# Start of Data section
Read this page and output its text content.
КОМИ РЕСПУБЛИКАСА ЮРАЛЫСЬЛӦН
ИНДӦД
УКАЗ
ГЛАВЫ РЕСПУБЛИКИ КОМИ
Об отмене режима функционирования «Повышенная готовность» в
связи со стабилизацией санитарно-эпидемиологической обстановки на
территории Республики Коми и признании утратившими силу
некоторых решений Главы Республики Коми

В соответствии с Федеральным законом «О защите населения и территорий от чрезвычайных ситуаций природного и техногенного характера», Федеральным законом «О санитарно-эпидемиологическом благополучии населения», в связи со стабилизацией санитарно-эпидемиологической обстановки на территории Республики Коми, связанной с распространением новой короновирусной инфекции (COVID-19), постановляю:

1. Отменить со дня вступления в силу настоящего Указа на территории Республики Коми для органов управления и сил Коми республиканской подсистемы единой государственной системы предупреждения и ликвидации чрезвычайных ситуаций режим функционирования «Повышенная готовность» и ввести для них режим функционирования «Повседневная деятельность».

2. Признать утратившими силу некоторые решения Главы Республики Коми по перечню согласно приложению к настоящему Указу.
# End of Data section
# Start of Data section
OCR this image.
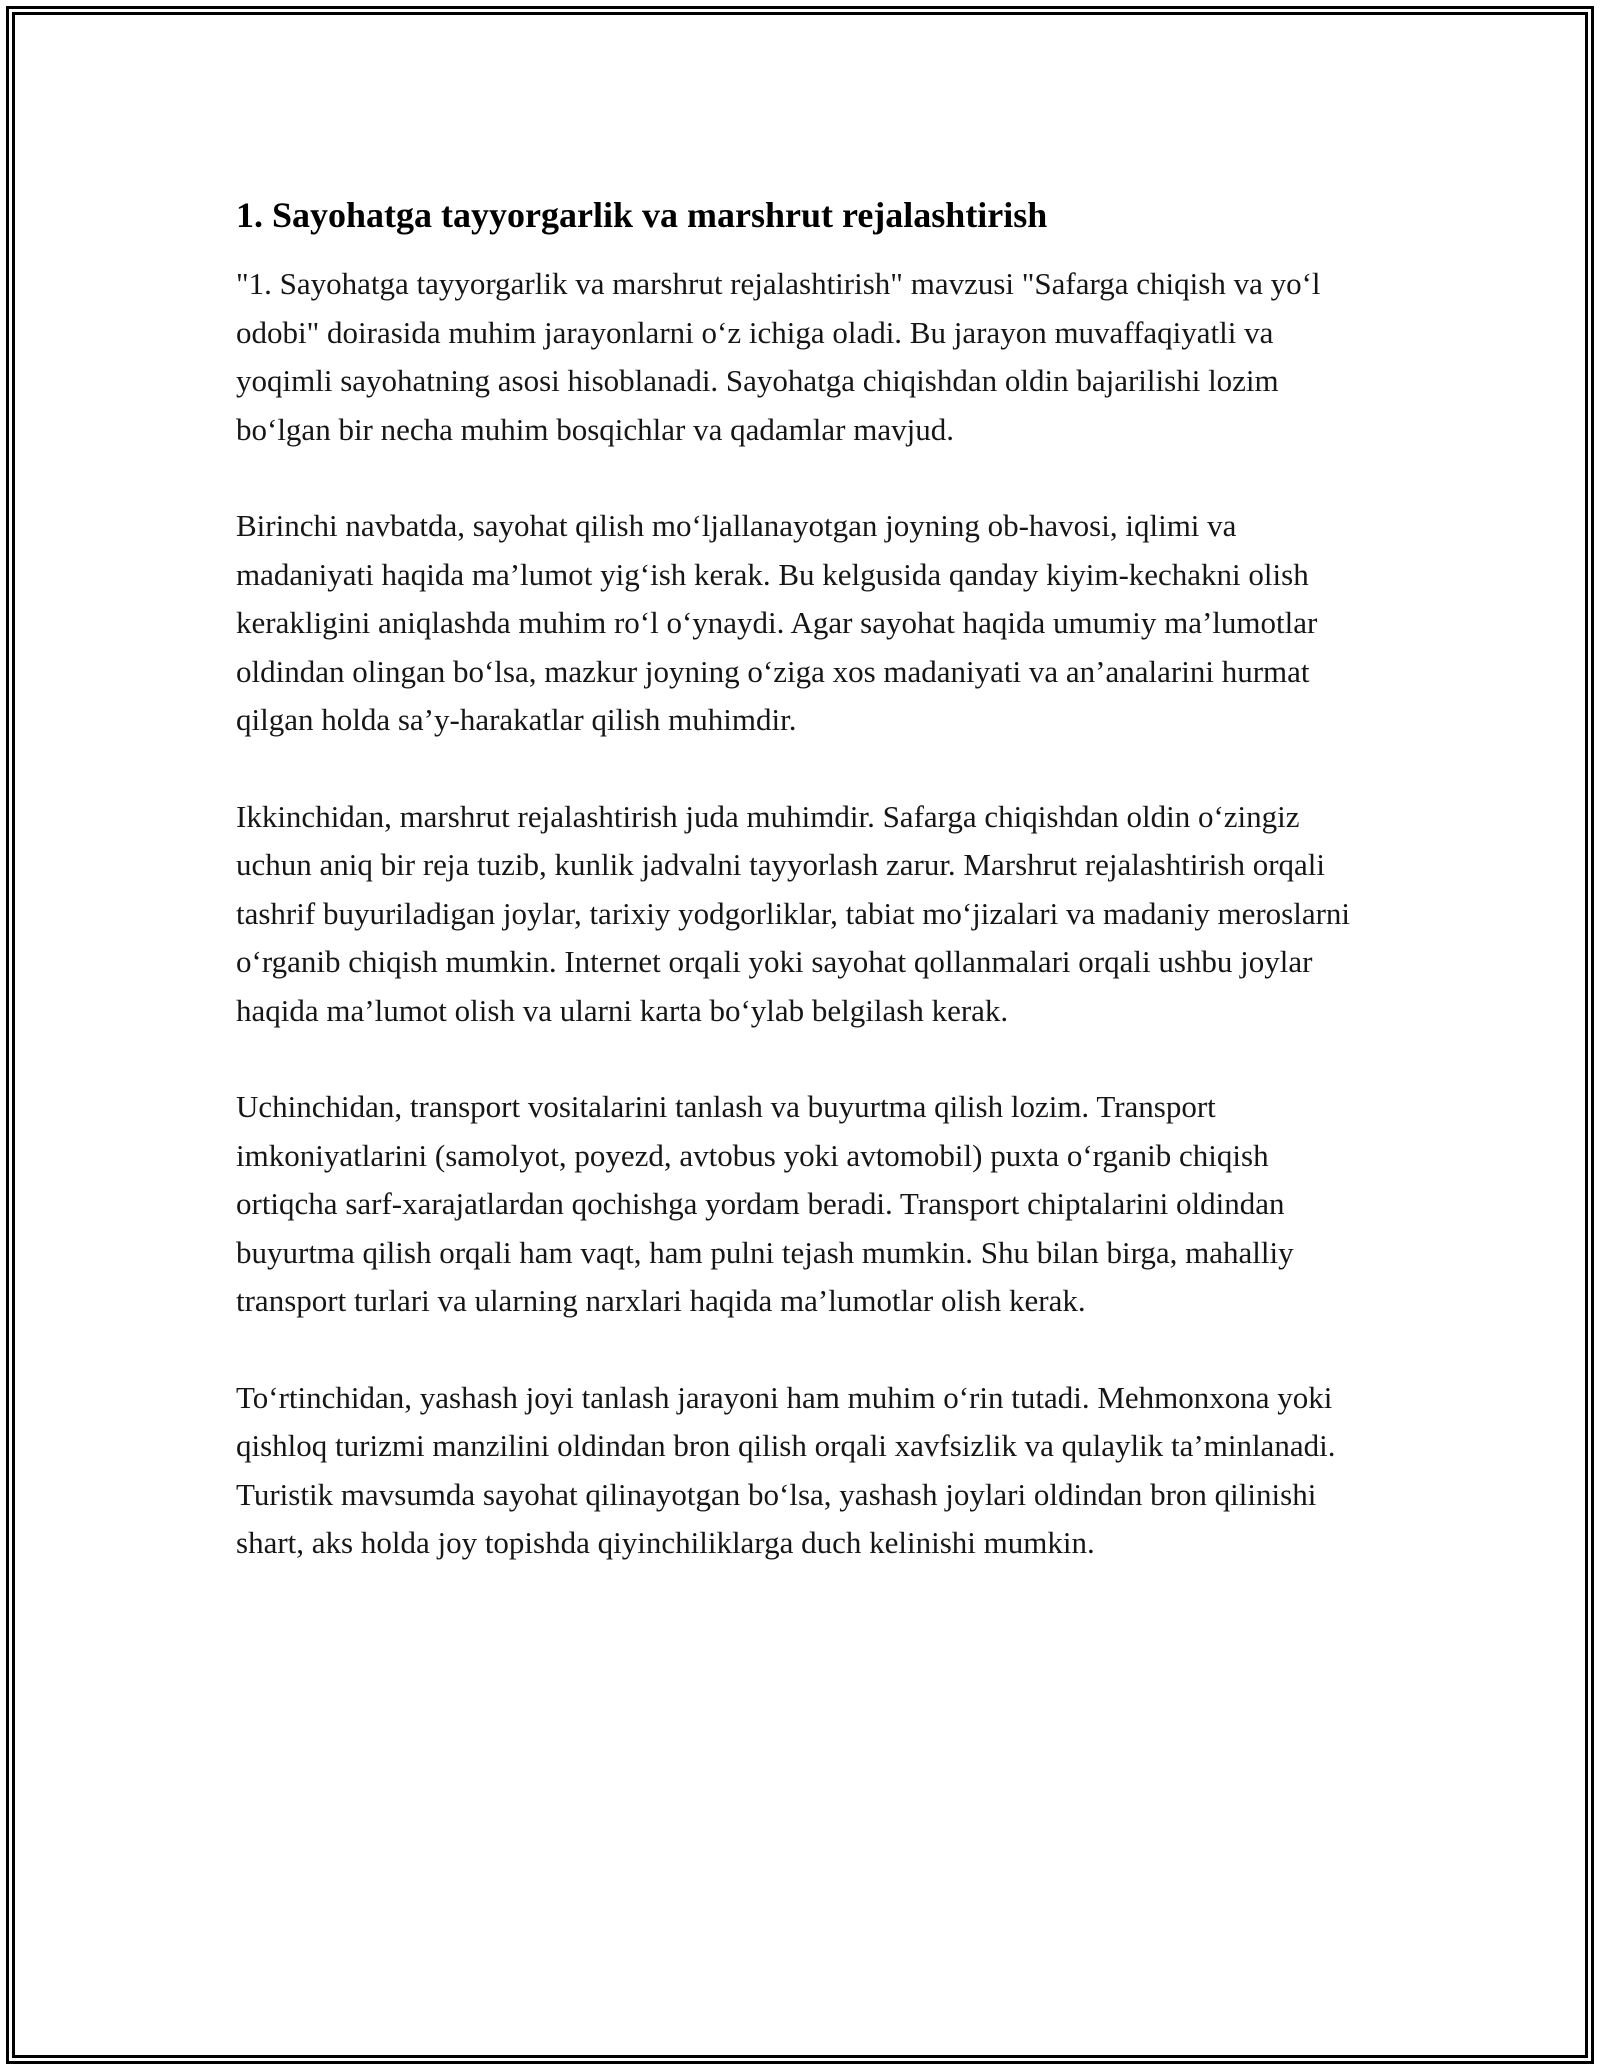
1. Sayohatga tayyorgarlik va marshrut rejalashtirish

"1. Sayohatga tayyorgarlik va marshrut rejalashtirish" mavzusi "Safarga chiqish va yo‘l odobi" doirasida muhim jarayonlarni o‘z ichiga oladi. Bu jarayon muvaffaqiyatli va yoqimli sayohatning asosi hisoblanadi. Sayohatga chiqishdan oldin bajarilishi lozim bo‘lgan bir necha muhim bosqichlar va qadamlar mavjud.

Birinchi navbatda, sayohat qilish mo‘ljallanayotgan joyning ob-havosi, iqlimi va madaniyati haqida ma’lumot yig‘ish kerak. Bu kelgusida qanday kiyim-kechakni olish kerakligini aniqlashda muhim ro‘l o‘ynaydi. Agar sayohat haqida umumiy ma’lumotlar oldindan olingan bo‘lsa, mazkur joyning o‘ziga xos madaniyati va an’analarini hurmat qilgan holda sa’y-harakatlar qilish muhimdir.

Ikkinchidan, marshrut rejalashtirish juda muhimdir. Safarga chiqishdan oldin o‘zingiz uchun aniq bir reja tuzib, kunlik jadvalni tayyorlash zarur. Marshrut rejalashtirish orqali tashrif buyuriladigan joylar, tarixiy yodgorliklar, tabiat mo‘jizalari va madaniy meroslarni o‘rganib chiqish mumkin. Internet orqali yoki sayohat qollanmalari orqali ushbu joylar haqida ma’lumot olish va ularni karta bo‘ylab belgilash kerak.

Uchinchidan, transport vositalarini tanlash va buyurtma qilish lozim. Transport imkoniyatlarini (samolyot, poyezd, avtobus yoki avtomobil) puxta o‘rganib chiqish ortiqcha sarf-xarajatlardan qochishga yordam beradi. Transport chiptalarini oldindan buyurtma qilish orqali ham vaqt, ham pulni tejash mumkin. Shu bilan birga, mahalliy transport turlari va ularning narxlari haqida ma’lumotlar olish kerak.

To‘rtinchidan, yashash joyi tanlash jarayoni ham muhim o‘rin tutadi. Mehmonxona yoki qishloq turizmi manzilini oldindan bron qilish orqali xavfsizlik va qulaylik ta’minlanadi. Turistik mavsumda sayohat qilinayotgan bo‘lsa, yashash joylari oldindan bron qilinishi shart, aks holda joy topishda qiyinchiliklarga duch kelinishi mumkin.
# End of Data section
# Start of Data section
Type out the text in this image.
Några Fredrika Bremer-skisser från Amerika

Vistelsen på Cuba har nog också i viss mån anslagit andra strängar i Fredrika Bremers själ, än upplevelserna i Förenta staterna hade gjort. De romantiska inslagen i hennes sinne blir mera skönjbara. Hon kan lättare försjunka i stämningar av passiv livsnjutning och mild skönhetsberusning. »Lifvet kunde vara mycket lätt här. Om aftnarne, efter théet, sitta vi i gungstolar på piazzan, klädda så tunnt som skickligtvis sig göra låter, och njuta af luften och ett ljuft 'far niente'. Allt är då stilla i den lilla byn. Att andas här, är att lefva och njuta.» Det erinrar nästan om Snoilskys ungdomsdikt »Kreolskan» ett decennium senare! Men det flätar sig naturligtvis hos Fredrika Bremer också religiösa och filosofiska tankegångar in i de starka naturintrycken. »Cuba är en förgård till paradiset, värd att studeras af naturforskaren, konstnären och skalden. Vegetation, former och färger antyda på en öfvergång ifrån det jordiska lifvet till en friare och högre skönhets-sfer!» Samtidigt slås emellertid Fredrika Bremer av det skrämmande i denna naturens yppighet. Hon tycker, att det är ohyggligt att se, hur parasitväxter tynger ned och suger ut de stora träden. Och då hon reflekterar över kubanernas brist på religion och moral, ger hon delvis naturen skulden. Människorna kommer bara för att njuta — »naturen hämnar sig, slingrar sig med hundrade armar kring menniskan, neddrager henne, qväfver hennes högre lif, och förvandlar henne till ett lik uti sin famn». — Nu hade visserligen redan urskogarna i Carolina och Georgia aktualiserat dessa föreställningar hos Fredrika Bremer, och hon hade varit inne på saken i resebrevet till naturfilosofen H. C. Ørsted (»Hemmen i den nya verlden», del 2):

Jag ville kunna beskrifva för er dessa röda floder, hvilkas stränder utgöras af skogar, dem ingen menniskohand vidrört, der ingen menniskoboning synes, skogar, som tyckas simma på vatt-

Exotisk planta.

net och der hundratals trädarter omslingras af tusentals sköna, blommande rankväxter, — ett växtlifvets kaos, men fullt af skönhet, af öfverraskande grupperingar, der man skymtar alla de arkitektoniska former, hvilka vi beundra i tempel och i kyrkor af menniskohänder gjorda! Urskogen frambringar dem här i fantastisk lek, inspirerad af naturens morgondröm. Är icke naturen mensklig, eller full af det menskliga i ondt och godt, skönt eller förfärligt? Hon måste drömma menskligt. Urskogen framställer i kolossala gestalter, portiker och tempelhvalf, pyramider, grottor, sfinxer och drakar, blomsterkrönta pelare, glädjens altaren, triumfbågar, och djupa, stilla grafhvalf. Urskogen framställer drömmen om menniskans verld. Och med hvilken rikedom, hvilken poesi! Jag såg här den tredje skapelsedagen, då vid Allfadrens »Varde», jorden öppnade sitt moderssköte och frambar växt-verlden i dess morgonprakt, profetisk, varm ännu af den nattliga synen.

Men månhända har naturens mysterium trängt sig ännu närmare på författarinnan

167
# End of Data section
Written problem: List every line from the entries above in which "стабилизацией" appears.

Exercise answer:
связи со стабилизацией санитарно-эпидемиологической обстановки на
В соответствии с Федеральным законом «О защите населения и территорий от чрезвычайных ситуаций природного и техногенного характера», Федеральным законом «О санитарно-эпидемиологическом благополучии населения», в связи со стабилизацией санитарно-эпидемиологической обстановки на территории Республики Коми, связанной с распространением новой короновирусной инфекции (COVID-19), постановляю:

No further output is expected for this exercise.